• _Input material_:
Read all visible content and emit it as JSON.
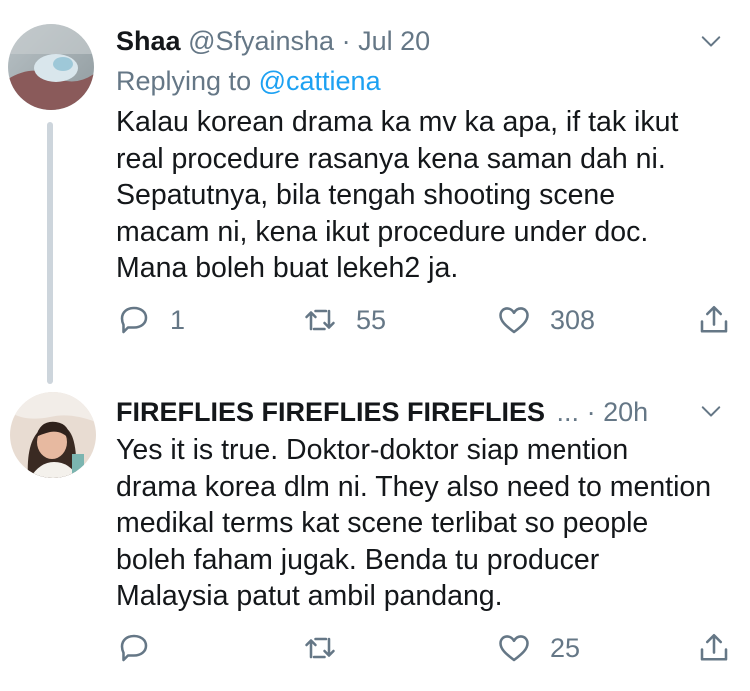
{
  "tweets": [
    {
      "name": "Shaa",
      "handle": "@Sfyainsha",
      "separator": "·",
      "time": "Jul 20",
      "replying_prefix": "Replying to",
      "replying_to": "@cattiena",
      "body_lines": [
        "Kalau korean drama ka mv ka apa, if tak ikut",
        "real procedure rasanya kena saman dah ni.",
        "Sepatutnya, bila tengah shooting scene",
        "macam ni, kena ikut procedure under doc.",
        "Mana boleh buat lekeh2 ja."
      ],
      "replies": "1",
      "retweets": "55",
      "likes": "308"
    },
    {
      "name": "FIREFLIES FIREFLIES FIREFLIES",
      "ellipsis": "...",
      "separator": "·",
      "time": "20h",
      "body_lines": [
        "Yes it is true. Doktor-doktor siap mention",
        "drama korea dlm ni. They also need to mention",
        "medikal terms kat scene terlibat so people",
        "boleh faham jugak. Benda tu producer",
        "Malaysia patut ambil pandang."
      ],
      "replies": "",
      "retweets": "",
      "likes": "25"
    }
  ],
  "icons": {
    "reply": "reply-icon",
    "retweet": "retweet-icon",
    "like": "heart-icon",
    "share": "share-icon",
    "menu": "chevron-down-icon"
  },
  "colors": {
    "text": "#14171a",
    "muted": "#657786",
    "link": "#1da1f2",
    "thread_line": "#cdd5dc"
  }
}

• _Stated task_: Take every line from the data that contains the word "kena".

• _Response for this exercise_:
        "real procedure rasanya kena saman dah ni.",
        "macam ni, kena ikut procedure under doc.",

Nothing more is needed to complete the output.